Layout annotation records:

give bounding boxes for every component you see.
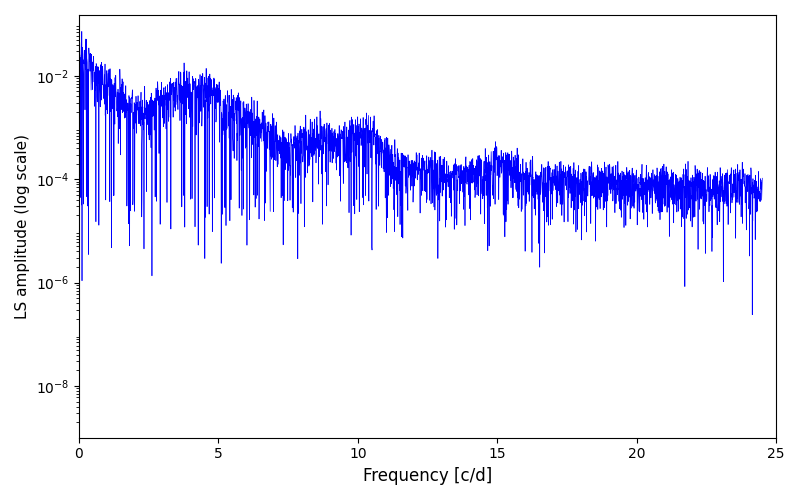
X-axis label: Frequency [c/d]: Frequency [c/d] (363, 467, 492, 485)
Y-axis label: LS amplitude (log scale): LS amplitude (log scale) (15, 134, 30, 319)
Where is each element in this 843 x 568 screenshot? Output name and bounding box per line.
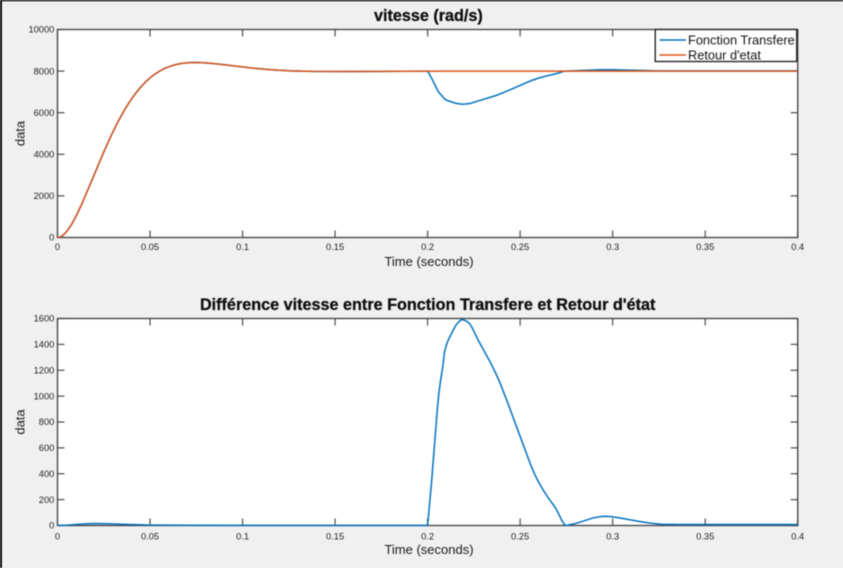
- svg-text:0.3: 0.3: [606, 242, 619, 252]
- svg-text:0: 0: [49, 521, 54, 531]
- svg-text:0.2: 0.2: [421, 532, 434, 542]
- svg-text:0.4: 0.4: [791, 242, 804, 252]
- svg-text:vitesse (rad/s): vitesse (rad/s): [374, 7, 483, 25]
- svg-text:0.4: 0.4: [791, 532, 804, 542]
- svg-text:600: 600: [39, 443, 55, 453]
- svg-text:0.15: 0.15: [326, 242, 344, 252]
- svg-text:0.05: 0.05: [141, 242, 159, 252]
- svg-text:2000: 2000: [34, 191, 55, 201]
- svg-text:0: 0: [55, 242, 60, 252]
- svg-text:0: 0: [55, 532, 60, 542]
- svg-text:1400: 1400: [34, 340, 55, 350]
- svg-text:data: data: [13, 409, 28, 435]
- svg-text:Time (seconds): Time (seconds): [384, 542, 473, 557]
- svg-text:0.1: 0.1: [236, 532, 249, 542]
- svg-text:0.35: 0.35: [696, 242, 714, 252]
- svg-text:0: 0: [49, 233, 54, 243]
- svg-text:0.05: 0.05: [141, 532, 159, 542]
- svg-text:200: 200: [39, 495, 55, 505]
- svg-text:0.35: 0.35: [696, 532, 714, 542]
- svg-text:0.25: 0.25: [511, 242, 529, 252]
- svg-text:1200: 1200: [34, 365, 55, 375]
- svg-text:0.1: 0.1: [236, 242, 249, 252]
- svg-text:Différence vitesse entre Fonct: Différence vitesse entre Fonction Transf…: [200, 296, 656, 314]
- svg-text:1000: 1000: [34, 391, 55, 401]
- svg-text:800: 800: [39, 417, 55, 427]
- svg-text:10000: 10000: [28, 25, 54, 35]
- svg-text:400: 400: [39, 469, 55, 479]
- svg-text:6000: 6000: [34, 108, 55, 118]
- svg-text:4000: 4000: [34, 150, 55, 160]
- svg-text:Time (seconds): Time (seconds): [384, 254, 473, 269]
- svg-text:data: data: [13, 120, 28, 146]
- svg-text:0.15: 0.15: [326, 532, 344, 542]
- svg-text:0.25: 0.25: [511, 532, 529, 542]
- svg-text:1600: 1600: [34, 314, 55, 324]
- svg-text:Fonction Transfere: Fonction Transfere: [688, 33, 795, 48]
- svg-text:0.2: 0.2: [421, 242, 434, 252]
- svg-text:Retour d'etat: Retour d'etat: [688, 48, 761, 63]
- svg-text:8000: 8000: [34, 66, 55, 76]
- svg-text:0.3: 0.3: [606, 532, 619, 542]
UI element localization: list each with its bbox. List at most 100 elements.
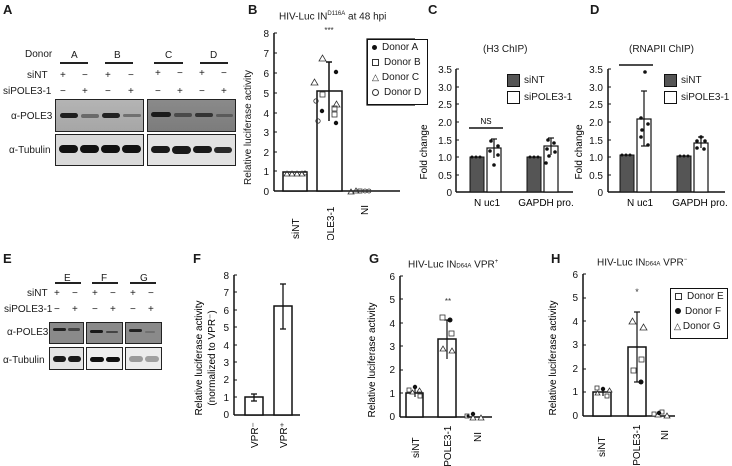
donor-c-label: C [165,50,173,61]
donor-label: Donor [25,49,53,60]
chart-b-legend: Donor A Donor B △ Donor C Donor D [367,39,428,105]
western-blot-tubulin-ab [55,134,144,166]
svg-text:5: 5 [263,89,269,100]
sipole-row-label-e: siPOLE3-1 [4,304,53,315]
svg-text:NS: NS [480,117,491,126]
chart-b-title: HIV-Luc IND116A at 48 hpi [279,11,387,23]
svg-text:N uc1: N uc1 [474,198,501,209]
panel-letter-a: A [3,2,13,17]
chart-d-title: (RNAPII ChIP) [629,44,695,55]
chart-h-legend: Donor E Donor F △ Donor G [670,288,728,339]
panel-letter-g: G [369,251,380,266]
western-blot-pole3-e [49,322,84,344]
svg-text:0: 0 [263,187,269,198]
donor-a-bar [60,62,88,64]
donor-b-label: B [114,50,121,61]
svg-text:2: 2 [572,364,578,375]
svg-text:3: 3 [263,128,269,139]
panel-letter-e: E [3,251,12,266]
chart-f: Relative luciferase activity (normalized… [194,271,300,448]
panel-letter-d: D [590,2,600,17]
donor-c-bar [154,62,183,64]
svg-text:**: ** [445,297,451,306]
donor-e-bar [55,282,81,284]
panel-letter-c: C [428,2,438,17]
blot-label-pole3-e: α-POLE3 [7,327,49,338]
svg-text:siNT: siNT [597,436,608,457]
svg-text:0: 0 [572,411,578,422]
svg-text:siPOLE3-1: siPOLE3-1 [443,425,454,466]
svg-text:6: 6 [223,306,229,317]
svg-text:1.0: 1.0 [589,153,603,164]
svg-text:NI: NI [473,432,484,442]
svg-text:GAPDH pro.: GAPDH pro. [672,198,728,209]
svg-text:1: 1 [263,167,269,178]
chart-d: Fold change 3.5 3.0 2.5 2.0 1.5 1.0 0.5 … [574,60,728,209]
svg-text:4: 4 [223,341,229,352]
svg-text:3: 3 [389,342,395,353]
svg-text:VPR⁺: VPR⁺ [279,422,290,448]
chart-c-title: (H3 ChIP) [483,44,528,55]
svg-text:2.5: 2.5 [438,100,452,111]
svg-text:4: 4 [572,317,578,328]
western-blot-pole3-cd [147,99,236,132]
western-blot-pole3-ab [55,99,144,132]
svg-text:2.5: 2.5 [589,100,603,111]
western-blot-tubulin-e [49,347,84,370]
svg-text:Fold change: Fold change [574,124,585,179]
svg-text:siPOLE3-1: siPOLE3-1 [632,424,643,466]
sint-row-label: siNT [27,70,48,81]
chart-h-title: HIV-Luc IND64A VPR− [597,257,688,269]
svg-text:1: 1 [572,387,578,398]
svg-text:4: 4 [389,319,395,330]
panel-letter-b: B [248,2,258,17]
chart-g: Relative luciferase activity 6 5 4 3 2 1… [367,272,492,466]
donor-f-bar [92,282,118,284]
sipole-row-label: siPOLE3-1 [3,86,52,97]
donor-d-bar [200,62,228,64]
svg-text:N uc1: N uc1 [627,198,654,209]
svg-text:2.0: 2.0 [589,118,603,129]
blot-label-pole3-a: α-POLE3 [11,111,53,122]
svg-text:*: * [635,287,639,297]
svg-text:Fold change: Fold change [419,124,430,179]
svg-text:0: 0 [223,410,229,421]
svg-text:(normalized to VPR⁻): (normalized to VPR⁻) [207,310,218,405]
chart-h: Relative luciferase activity 6 5 4 3 2 1… [548,270,675,466]
svg-text:6: 6 [572,270,578,281]
svg-text:siPOLE3-1: siPOLE3-1 [326,206,337,240]
svg-text:1.5: 1.5 [438,136,452,147]
western-blot-pole3-g [125,322,162,344]
svg-text:GAPDH pro.: GAPDH pro. [518,198,574,209]
donor-d-label: D [210,50,218,61]
western-blot-tubulin-f [86,347,123,370]
svg-text:0.5: 0.5 [589,171,603,182]
sint-row-label-e: siNT [27,288,48,299]
svg-text:1.5: 1.5 [589,136,603,147]
western-blot-tubulin-g [125,347,162,370]
svg-text:***: *** [324,26,333,35]
svg-text:VPR⁻: VPR⁻ [250,422,261,448]
svg-text:0: 0 [389,412,395,423]
svg-text:Relative luciferase activity: Relative luciferase activity [194,300,205,415]
svg-text:Relative luciferase activity: Relative luciferase activity [367,302,378,417]
svg-text:5: 5 [223,323,229,334]
svg-text:8: 8 [263,29,269,40]
svg-text:0: 0 [597,188,603,199]
svg-text:0: 0 [446,188,452,199]
blot-label-tubulin-a: α-Tubulin [9,145,51,156]
svg-text:5: 5 [389,295,395,306]
donor-f-label: F [101,273,108,284]
svg-text:NI: NI [660,430,671,440]
svg-text:2: 2 [263,148,269,159]
chart-c: Fold change 3.5 3.0 2.5 2.0 1.5 1.0 0.5 … [419,65,574,209]
svg-text:1: 1 [389,389,395,400]
svg-text:Relative luciferase activity: Relative luciferase activity [548,300,559,415]
donor-g-bar [130,282,156,284]
svg-text:7: 7 [263,49,269,60]
svg-text:3.0: 3.0 [589,83,603,94]
svg-text:0.5: 0.5 [438,171,452,182]
western-blot-tubulin-cd [147,134,236,166]
blot-label-tubulin-e: α-Tubulin [3,355,45,366]
svg-text:3.5: 3.5 [589,65,603,76]
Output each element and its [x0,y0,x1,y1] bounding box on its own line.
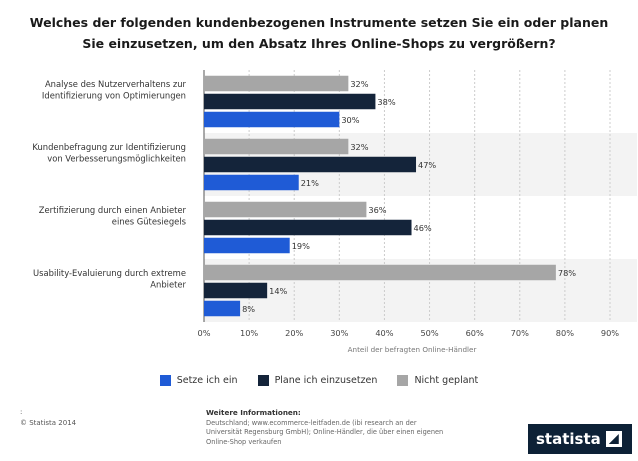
data-label: 32% [350,142,368,152]
legend-label-plane: Plane ich einzusetzen [275,375,378,386]
bar [204,220,412,236]
legend-item-setze[interactable]: Setze ich ein [160,375,238,386]
data-label: 19% [292,241,310,251]
footer-left: : © Statista 2014 [20,407,76,429]
legend-swatch-plane [258,375,269,386]
chart-legend: Setze ich ein Plane ich einzusetzen Nich… [0,375,638,386]
bar [204,301,240,317]
legend-label-setze: Setze ich ein [177,375,238,386]
data-label: 38% [377,97,395,107]
info-line: Deutschland; www.ecommerce-leitfaden.de … [206,419,466,429]
x-tick-label: 60% [466,328,484,338]
x-axis-label: Anteil der befragten Online-Händler [348,345,477,354]
footer-info: Weitere Informationen: Deutschland; www.… [206,408,466,447]
data-label: 32% [350,79,368,89]
copyright-text: © Statista 2014 [20,418,76,429]
category-label: Zertifizierung durch einen Anbieter [39,205,187,215]
bar [204,283,267,299]
bar [204,139,348,155]
data-label: 47% [418,160,436,170]
data-label: 21% [301,178,319,188]
data-label: 14% [269,286,287,296]
bar [204,94,375,110]
info-header[interactable]: Weitere Informationen: [206,408,466,418]
x-tick-label: 40% [375,328,393,338]
legend-item-nicht[interactable]: Nicht geplant [397,375,478,386]
x-tick-label: 20% [285,328,303,338]
category-label: Anbieter [150,279,186,289]
data-label: 46% [414,223,432,233]
x-tick-label: 50% [420,328,438,338]
x-tick-label: 90% [601,328,619,338]
bar [204,175,299,191]
x-tick-label: 0% [198,328,211,338]
footer-mark: : [20,407,76,418]
x-tick-label: 80% [556,328,574,338]
category-label: Analyse des Nutzerverhaltens zur [45,79,187,89]
x-tick-label: 30% [330,328,348,338]
data-label: 78% [558,268,576,278]
x-tick-label: 70% [511,328,529,338]
legend-item-plane[interactable]: Plane ich einzusetzen [258,375,378,386]
info-line: Universität Regensburg GmbH); Online-Hän… [206,428,466,438]
legend-swatch-nicht [397,375,408,386]
bar [204,157,416,173]
bar-chart: 32% 38% 30% Analyse des Nutzerverhaltens zu… [0,0,638,370]
legend-swatch-setze [160,375,171,386]
info-line: Online-Shop verkaufen [206,438,466,448]
x-tick-label: 10% [240,328,258,338]
statista-icon [606,431,622,447]
bar [204,202,366,218]
category-label: Usability-Evaluierung durch extreme [33,268,186,278]
category-label: eines Gütesiegels [112,216,186,226]
bar [204,76,348,92]
category-label: Identifizierung von Optimierungen [42,90,186,100]
data-label: 36% [368,205,386,215]
bar [204,265,556,281]
category-label: von Verbesserungsmöglichkeiten [47,153,186,163]
data-label: 8% [242,304,255,314]
category-label: Kundenbefragung zur Identifizierung [32,142,186,152]
brand-name: statista [536,430,601,448]
data-label: 30% [341,115,359,125]
bar [204,238,290,254]
bar [204,112,339,128]
statista-logo[interactable]: statista [528,424,632,454]
legend-label-nicht: Nicht geplant [414,375,478,386]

> WRITTEN EXERCISE
Can you arrange the listing's lines as a JSON list of strings, one string per line with blank lines left out, starting at the line that contains "X-axis label: Frequency" and ending after the line that contains "Where is each"?

> SOLUTION
[
  "X-axis label: Frequency [c/d]: Frequency [c/d] (363, 467, 492, 485)",
  "Y-axis label: LS amplitude (log scale): LS amplitude (log scale) (15, 134, 30, 319)",
  "Where is each element in this 843 x 568 screenshot? Output name and bounding box per line."
]